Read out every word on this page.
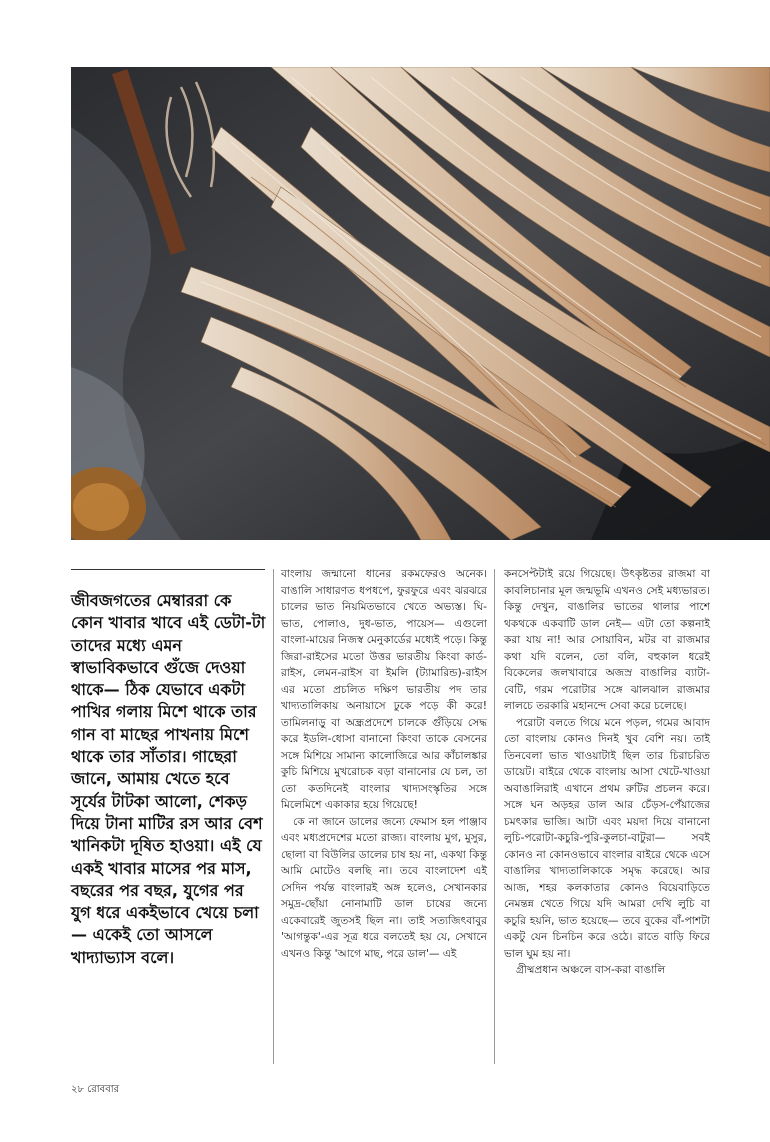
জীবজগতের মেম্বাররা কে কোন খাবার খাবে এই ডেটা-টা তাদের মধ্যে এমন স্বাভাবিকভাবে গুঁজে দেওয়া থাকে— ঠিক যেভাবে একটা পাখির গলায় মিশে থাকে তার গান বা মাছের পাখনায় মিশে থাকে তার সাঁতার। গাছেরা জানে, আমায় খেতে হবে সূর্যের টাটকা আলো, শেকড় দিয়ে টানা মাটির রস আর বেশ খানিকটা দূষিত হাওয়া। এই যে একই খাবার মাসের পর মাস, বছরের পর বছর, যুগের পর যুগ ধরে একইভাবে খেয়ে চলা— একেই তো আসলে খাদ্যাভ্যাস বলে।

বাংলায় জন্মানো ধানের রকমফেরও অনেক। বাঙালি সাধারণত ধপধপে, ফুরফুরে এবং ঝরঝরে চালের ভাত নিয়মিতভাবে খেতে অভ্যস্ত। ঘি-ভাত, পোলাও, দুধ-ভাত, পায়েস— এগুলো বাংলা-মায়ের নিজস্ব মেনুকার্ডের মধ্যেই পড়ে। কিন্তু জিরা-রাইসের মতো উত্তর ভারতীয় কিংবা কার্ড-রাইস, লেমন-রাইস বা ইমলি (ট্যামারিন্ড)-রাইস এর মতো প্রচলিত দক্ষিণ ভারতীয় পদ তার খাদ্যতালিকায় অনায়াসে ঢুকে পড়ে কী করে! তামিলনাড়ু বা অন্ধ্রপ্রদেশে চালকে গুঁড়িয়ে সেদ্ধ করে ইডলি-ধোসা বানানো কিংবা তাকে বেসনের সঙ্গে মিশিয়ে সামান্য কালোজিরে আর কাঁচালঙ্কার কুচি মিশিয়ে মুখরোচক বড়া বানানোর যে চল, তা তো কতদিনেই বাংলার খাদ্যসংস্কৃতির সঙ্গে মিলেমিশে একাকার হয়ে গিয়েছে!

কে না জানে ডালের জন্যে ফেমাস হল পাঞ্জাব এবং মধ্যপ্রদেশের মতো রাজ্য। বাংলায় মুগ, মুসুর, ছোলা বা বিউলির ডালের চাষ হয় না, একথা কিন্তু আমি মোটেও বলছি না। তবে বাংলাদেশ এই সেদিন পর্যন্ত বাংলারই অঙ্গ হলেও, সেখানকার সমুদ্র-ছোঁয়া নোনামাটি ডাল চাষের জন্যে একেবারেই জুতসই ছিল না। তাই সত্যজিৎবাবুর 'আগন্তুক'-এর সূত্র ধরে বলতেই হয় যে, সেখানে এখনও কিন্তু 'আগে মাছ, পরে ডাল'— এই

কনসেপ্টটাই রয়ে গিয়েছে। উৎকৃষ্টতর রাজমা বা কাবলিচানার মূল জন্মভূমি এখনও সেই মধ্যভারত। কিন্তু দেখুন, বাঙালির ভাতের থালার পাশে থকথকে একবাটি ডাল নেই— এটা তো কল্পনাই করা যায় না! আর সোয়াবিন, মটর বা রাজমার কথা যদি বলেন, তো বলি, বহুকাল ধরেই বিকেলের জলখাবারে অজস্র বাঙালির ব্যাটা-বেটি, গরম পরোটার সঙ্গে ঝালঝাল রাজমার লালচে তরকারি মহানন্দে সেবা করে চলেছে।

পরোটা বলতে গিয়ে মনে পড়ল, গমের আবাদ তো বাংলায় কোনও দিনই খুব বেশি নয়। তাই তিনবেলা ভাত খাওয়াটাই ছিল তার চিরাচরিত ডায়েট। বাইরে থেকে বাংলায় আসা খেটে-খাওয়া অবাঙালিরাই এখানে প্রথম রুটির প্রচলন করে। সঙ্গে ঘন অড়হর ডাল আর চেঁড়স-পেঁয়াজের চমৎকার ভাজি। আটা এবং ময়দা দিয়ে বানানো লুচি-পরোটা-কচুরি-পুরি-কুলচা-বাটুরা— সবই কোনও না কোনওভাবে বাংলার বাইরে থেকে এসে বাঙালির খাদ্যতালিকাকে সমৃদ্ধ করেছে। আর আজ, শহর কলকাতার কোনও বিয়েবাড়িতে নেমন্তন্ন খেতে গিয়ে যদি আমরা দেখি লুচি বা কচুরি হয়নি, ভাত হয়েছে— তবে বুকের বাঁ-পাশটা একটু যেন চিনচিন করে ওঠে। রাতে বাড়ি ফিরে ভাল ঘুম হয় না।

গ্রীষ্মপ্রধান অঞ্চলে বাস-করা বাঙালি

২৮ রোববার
☆ ☆ ☆ ☆ ☆
DO THIS:
In your copy, repeat each record exactly and include no pictures.

FULL OUTPUT:
Read out every word on this page.
জীবজগতের মেম্বাররা কে কোন খাবার খাবে এই ডেটা-টা তাদের মধ্যে এমন স্বাভাবিকভাবে গুঁজে দেওয়া থাকে— ঠিক যেভাবে একটা পাখির গলায় মিশে থাকে তার গান বা মাছের পাখনায় মিশে থাকে তার সাঁতার। গাছেরা জানে, আমায় খেতে হবে সূর্যের টাটকা আলো, শেকড় দিয়ে টানা মাটির রস আর বেশ খানিকটা দূষিত হাওয়া। এই যে একই খাবার মাসের পর মাস, বছরের পর বছর, যুগের পর যুগ ধরে একইভাবে খেয়ে চলা— একেই তো আসলে খাদ্যাভ্যাস বলে।

বাংলায় জন্মানো ধানের রকমফেরও অনেক। বাঙালি সাধারণত ধপধপে, ফুরফুরে এবং ঝরঝরে চালের ভাত নিয়মিতভাবে খেতে অভ্যস্ত। ঘি-ভাত, পোলাও, দুধ-ভাত, পায়েস— এগুলো বাংলা-মায়ের নিজস্ব মেনুকার্ডের মধ্যেই পড়ে। কিন্তু জিরা-রাইসের মতো উত্তর ভারতীয় কিংবা কার্ড-রাইস, লেমন-রাইস বা ইমলি (ট্যামারিন্ড)-রাইস এর মতো প্রচলিত দক্ষিণ ভারতীয় পদ তার খাদ্যতালিকায় অনায়াসে ঢুকে পড়ে কী করে! তামিলনাড়ু বা অন্ধ্রপ্রদেশে চালকে গুঁড়িয়ে সেদ্ধ করে ইডলি-ধোসা বানানো কিংবা তাকে বেসনের সঙ্গে মিশিয়ে সামান্য কালোজিরে আর কাঁচালঙ্কার কুচি মিশিয়ে মুখরোচক বড়া বানানোর যে চল, তা তো কতদিনেই বাংলার খাদ্যসংস্কৃতির সঙ্গে মিলেমিশে একাকার হয়ে গিয়েছে!

কে না জানে ডালের জন্যে ফেমাস হল পাঞ্জাব এবং মধ্যপ্রদেশের মতো রাজ্য। বাংলায় মুগ, মুসুর, ছোলা বা বিউলির ডালের চাষ হয় না, একথা কিন্তু আমি মোটেও বলছি না। তবে বাংলাদেশ এই সেদিন পর্যন্ত বাংলারই অঙ্গ হলেও, সেখানকার সমুদ্র-ছোঁয়া নোনামাটি ডাল চাষের জন্যে একেবারেই জুতসই ছিল না। তাই সত্যজিৎবাবুর 'আগন্তুক'-এর সূত্র ধরে বলতেই হয় যে, সেখানে এখনও কিন্তু 'আগে মাছ, পরে ডাল'— এই

কনসেপ্টটাই রয়ে গিয়েছে। উৎকৃষ্টতর রাজমা বা কাবলিচানার মূল জন্মভূমি এখনও সেই মধ্যভারত। কিন্তু দেখুন, বাঙালির ভাতের থালার পাশে থকথকে একবাটি ডাল নেই— এটা তো কল্পনাই করা যায় না! আর সোয়াবিন, মটর বা রাজমার কথা যদি বলেন, তো বলি, বহুকাল ধরেই বিকেলের জলখাবারে অজস্র বাঙালির ব্যাটা-বেটি, গরম পরোটার সঙ্গে ঝালঝাল রাজমার লালচে তরকারি মহানন্দে সেবা করে চলেছে।

পরোটা বলতে গিয়ে মনে পড়ল, গমের আবাদ তো বাংলায় কোনও দিনই খুব বেশি নয়। তাই তিনবেলা ভাত খাওয়াটাই ছিল তার চিরাচরিত ডায়েট। বাইরে থেকে বাংলায় আসা খেটে-খাওয়া অবাঙালিরাই এখানে প্রথম রুটির প্রচলন করে। সঙ্গে ঘন অড়হর ডাল আর চেঁড়স-পেঁয়াজের চমৎকার ভাজি। আটা এবং ময়দা দিয়ে বানানো লুচি-পরোটা-কচুরি-পুরি-কুলচা-বাটুরা— সবই কোনও না কোনওভাবে বাংলার বাইরে থেকে এসে বাঙালির খাদ্যতালিকাকে সমৃদ্ধ করেছে। আর আজ, শহর কলকাতার কোনও বিয়েবাড়িতে নেমন্তন্ন খেতে গিয়ে যদি আমরা দেখি লুচি বা কচুরি হয়নি, ভাত হয়েছে— তবে বুকের বাঁ-পাশটা একটু যেন চিনচিন করে ওঠে। রাতে বাড়ি ফিরে ভাল ঘুম হয় না।

গ্রীষ্মপ্রধান অঞ্চলে বাস-করা বাঙালি

২৮ রোববার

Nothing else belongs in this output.